** Exercise directions **
Reproduce each line from the records that holds "JSON".

— Begin —

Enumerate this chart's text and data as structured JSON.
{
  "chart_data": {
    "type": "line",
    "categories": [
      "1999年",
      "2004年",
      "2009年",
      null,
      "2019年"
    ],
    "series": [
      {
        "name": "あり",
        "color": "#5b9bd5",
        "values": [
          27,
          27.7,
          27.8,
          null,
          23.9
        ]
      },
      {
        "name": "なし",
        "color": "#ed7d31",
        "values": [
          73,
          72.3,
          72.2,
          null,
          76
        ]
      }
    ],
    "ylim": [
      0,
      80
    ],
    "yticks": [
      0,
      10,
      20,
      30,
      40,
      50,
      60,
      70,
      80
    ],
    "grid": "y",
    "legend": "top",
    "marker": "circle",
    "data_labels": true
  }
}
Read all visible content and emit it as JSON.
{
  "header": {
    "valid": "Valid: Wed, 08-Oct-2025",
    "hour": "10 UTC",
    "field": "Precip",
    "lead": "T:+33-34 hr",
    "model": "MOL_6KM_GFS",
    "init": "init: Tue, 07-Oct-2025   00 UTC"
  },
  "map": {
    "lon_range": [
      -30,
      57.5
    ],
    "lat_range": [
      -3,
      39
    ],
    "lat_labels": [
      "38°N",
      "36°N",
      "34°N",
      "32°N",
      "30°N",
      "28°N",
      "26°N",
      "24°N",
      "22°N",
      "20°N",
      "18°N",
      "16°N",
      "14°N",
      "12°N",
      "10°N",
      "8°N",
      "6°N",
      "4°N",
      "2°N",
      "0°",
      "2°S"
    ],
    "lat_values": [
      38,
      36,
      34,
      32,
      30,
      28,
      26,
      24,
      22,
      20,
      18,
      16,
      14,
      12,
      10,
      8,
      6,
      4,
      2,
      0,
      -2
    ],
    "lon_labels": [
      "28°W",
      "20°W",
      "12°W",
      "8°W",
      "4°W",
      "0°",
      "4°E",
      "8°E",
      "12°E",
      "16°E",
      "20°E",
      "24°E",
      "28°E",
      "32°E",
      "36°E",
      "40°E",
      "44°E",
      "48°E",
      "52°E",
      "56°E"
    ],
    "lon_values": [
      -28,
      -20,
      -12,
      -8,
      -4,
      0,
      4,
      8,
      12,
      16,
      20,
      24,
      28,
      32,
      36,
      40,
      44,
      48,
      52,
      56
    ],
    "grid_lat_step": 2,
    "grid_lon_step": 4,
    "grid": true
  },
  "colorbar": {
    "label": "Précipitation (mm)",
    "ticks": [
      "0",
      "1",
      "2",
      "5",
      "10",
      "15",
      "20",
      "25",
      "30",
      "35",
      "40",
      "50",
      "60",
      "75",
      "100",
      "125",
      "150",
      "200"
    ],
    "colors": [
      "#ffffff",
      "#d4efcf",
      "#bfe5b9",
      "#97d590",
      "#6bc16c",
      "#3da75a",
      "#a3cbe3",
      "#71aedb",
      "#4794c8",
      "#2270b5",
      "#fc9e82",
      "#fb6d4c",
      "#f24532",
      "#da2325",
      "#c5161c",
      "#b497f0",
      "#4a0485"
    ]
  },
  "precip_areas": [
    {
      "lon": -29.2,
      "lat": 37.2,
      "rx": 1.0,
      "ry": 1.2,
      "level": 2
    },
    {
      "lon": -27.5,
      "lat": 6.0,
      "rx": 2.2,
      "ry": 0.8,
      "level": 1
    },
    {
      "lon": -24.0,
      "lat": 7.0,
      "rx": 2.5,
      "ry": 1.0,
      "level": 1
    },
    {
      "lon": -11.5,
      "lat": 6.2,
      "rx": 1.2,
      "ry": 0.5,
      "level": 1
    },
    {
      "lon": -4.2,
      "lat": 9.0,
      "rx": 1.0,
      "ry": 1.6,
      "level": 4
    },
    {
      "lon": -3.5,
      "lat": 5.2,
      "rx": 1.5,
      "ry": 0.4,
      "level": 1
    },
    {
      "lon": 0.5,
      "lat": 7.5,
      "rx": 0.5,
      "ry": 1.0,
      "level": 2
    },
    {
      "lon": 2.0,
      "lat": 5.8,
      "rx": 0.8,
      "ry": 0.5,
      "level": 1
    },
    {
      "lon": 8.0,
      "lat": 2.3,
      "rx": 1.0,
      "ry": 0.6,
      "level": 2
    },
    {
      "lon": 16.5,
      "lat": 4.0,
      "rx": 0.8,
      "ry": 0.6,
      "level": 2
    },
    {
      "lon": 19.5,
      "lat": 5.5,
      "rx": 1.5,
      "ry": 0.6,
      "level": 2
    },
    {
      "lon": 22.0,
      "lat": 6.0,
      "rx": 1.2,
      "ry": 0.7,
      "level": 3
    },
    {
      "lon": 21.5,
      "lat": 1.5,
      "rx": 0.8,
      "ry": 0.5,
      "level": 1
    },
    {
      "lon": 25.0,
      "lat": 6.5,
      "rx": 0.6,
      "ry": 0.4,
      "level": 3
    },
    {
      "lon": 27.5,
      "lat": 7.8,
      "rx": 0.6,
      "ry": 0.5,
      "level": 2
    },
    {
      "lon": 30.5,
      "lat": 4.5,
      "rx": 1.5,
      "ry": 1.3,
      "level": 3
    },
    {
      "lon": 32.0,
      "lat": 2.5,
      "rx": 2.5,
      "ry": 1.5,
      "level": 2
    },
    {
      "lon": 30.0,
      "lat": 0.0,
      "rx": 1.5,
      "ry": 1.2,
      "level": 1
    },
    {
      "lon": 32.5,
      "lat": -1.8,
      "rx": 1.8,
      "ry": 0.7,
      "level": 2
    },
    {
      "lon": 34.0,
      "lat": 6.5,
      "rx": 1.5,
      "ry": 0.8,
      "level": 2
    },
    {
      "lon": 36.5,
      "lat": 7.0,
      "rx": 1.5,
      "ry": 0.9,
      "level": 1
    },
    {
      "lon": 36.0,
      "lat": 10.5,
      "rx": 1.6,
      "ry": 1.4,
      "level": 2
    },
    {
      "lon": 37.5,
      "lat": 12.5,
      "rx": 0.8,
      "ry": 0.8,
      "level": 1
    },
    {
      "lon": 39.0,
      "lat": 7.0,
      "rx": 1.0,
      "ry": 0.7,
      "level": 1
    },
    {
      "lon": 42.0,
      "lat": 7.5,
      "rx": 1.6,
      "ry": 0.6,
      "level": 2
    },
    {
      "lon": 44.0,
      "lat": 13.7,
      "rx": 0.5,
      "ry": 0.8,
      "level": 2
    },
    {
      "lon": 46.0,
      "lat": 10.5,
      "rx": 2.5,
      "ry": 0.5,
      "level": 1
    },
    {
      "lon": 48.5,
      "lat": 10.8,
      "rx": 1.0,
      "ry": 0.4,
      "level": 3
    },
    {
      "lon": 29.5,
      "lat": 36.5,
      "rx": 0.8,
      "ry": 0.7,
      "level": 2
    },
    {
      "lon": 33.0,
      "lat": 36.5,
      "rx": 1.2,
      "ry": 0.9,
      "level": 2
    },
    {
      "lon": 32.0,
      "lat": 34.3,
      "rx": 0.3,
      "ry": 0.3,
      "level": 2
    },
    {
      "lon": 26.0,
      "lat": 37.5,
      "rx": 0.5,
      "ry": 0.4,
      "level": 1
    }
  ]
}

— End —

** Written answer **
Enumerate this chart's text and data as structured JSON.
Read all visible content and emit it as JSON.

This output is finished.